# Tarea asignada:
Cite textualmente un pasaje del texto proporcionado: inicie en las palabras que contienen "En un extraño" y deténgase después de "en esos casos.".

# Texto proporcionado:

◇ ◇ ◇ ◇ ◇ ◇ ◇

En un extraño acto de compensación, la voz que los Consejos de gobierno venecianos hurtaron a su máximo dirigente, el Dux, para controlarlo, se encarnó simultáneamente por escrito en una autobiografía de la República, formada por 250.000 libros, documentos y pergaminos que recogen la voluntad del Estado durante siglos. Sus decisiones, edictos, acuerdos comerciales, condenas y perdones, los barcos que salían anualmente de sus astilleros, los que se perdían en medio de una tormenta, y con ellos su valiosa carga. Los juicios que ello podía acarrear, los contratos que se incumplían, el veredicto de la República en esos casos.

◇ ◇ ◇ ◇ ◇ ◇ ◇

# Material proporcionado:
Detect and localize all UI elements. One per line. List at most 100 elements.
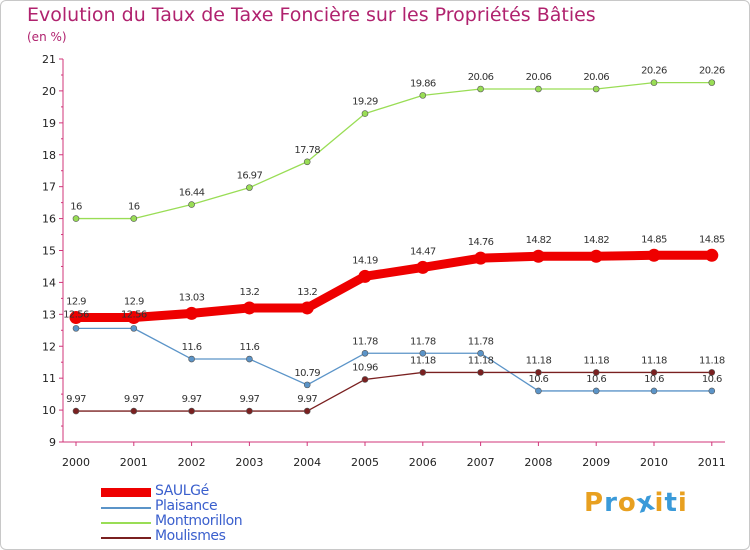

◇ ◇ ◇ ◇ ◇ ◇ ◇

# Respuesta completa:
En un extraño acto de compensación, la voz que los Consejos de gobierno venecianos hurtaron a su máximo dirigente, el Dux, para controlarlo, se encarnó simultáneamente por escrito en una autobiografía de la República, formada por 250.000 libros, documentos y pergaminos que recogen la voluntad del Estado durante siglos. Sus decisiones, edictos, acuerdos comerciales, condenas y perdones, los barcos que salían anualmente de sus astilleros, los que se perdían en medio de una tormenta, y con ellos su valiosa carga. Los juicios que ello podía acarrear, los contratos que se incumplían, el veredicto de la República en esos casos.